**Task to carry out:** Set down each record below precisely, skipping the pictures.

**Dataset rows:**
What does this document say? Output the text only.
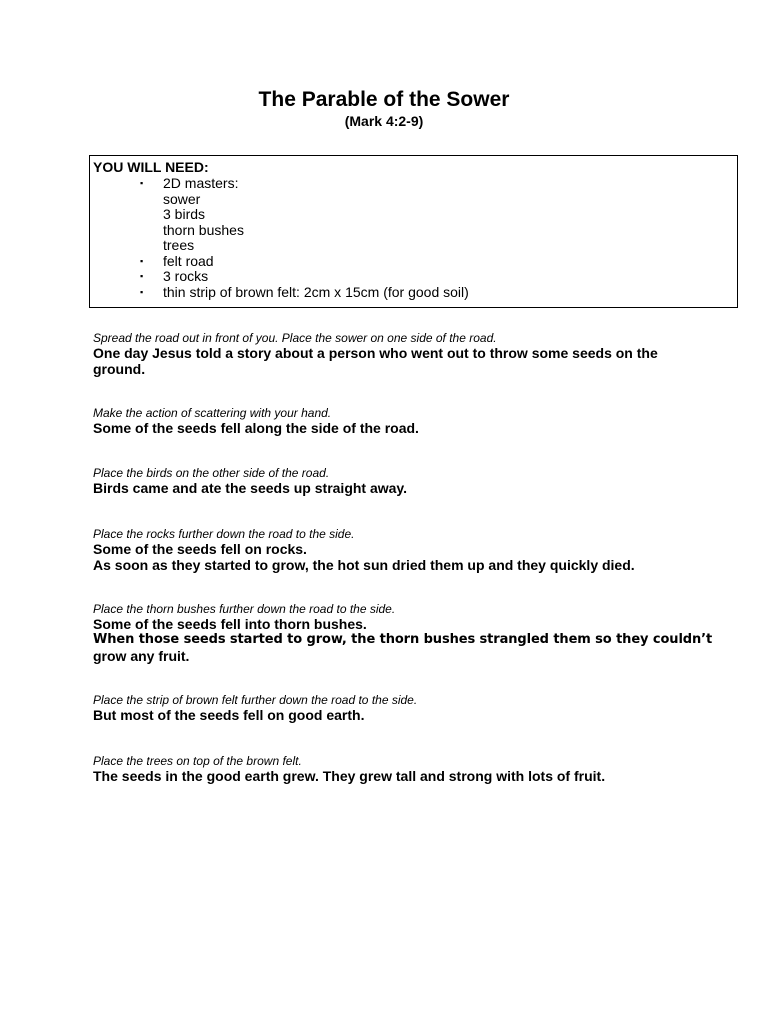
The Parable of the Sower
(Mark 4:2-9)
YOU WILL NEED:
▪ 2D masters:
sower
3 birds
thorn bushes
trees
▪ felt road
▪ 3 rocks
▪ thin strip of brown felt: 2cm x 15cm (for good soil)
Spread the road out in front of you. Place the sower on one side of the road.
One day Jesus told a story about a person who went out to throw some seeds on the
ground.
Make the action of scattering with your hand.
Some of the seeds fell along the side of the road.
Place the birds on the other side of the road.
Birds came and ate the seeds up straight away.
Place the rocks further down the road to the side.
Some of the seeds fell on rocks.
As soon as they started to grow, the hot sun dried them up and they quickly died.
Place the thorn bushes further down the road to the side.
Some of the seeds fell into thorn bushes.
When those seeds started to grow, the thorn bushes strangled them so they couldn’t
grow any fruit.
Place the strip of brown felt further down the road to the side.
But most of the seeds fell on good earth.
Place the trees on top of the brown felt.
The seeds in the good earth grew. They grew tall and strong with lots of fruit.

**Written solution:**
What does this document say? Output the text only.
The Parable of the Sower
(Mark 4:2-9)
YOU WILL NEED:
▪ 2D masters:
sower
3 birds
thorn bushes
trees
▪ felt road
▪ 3 rocks
▪ thin strip of brown felt: 2cm x 15cm (for good soil)
Spread the road out in front of you. Place the sower on one side of the road.
One day Jesus told a story about a person who went out to throw some seeds on the
ground.
Make the action of scattering with your hand.
Some of the seeds fell along the side of the road.
Place the birds on the other side of the road.
Birds came and ate the seeds up straight away.
Place the rocks further down the road to the side.
Some of the seeds fell on rocks.
As soon as they started to grow, the hot sun dried them up and they quickly died.
Place the thorn bushes further down the road to the side.
Some of the seeds fell into thorn bushes.
When those seeds started to grow, the thorn bushes strangled them so they couldn’t
grow any fruit.
Place the strip of brown felt further down the road to the side.
But most of the seeds fell on good earth.
Place the trees on top of the brown felt.
The seeds in the good earth grew. They grew tall and strong with lots of fruit.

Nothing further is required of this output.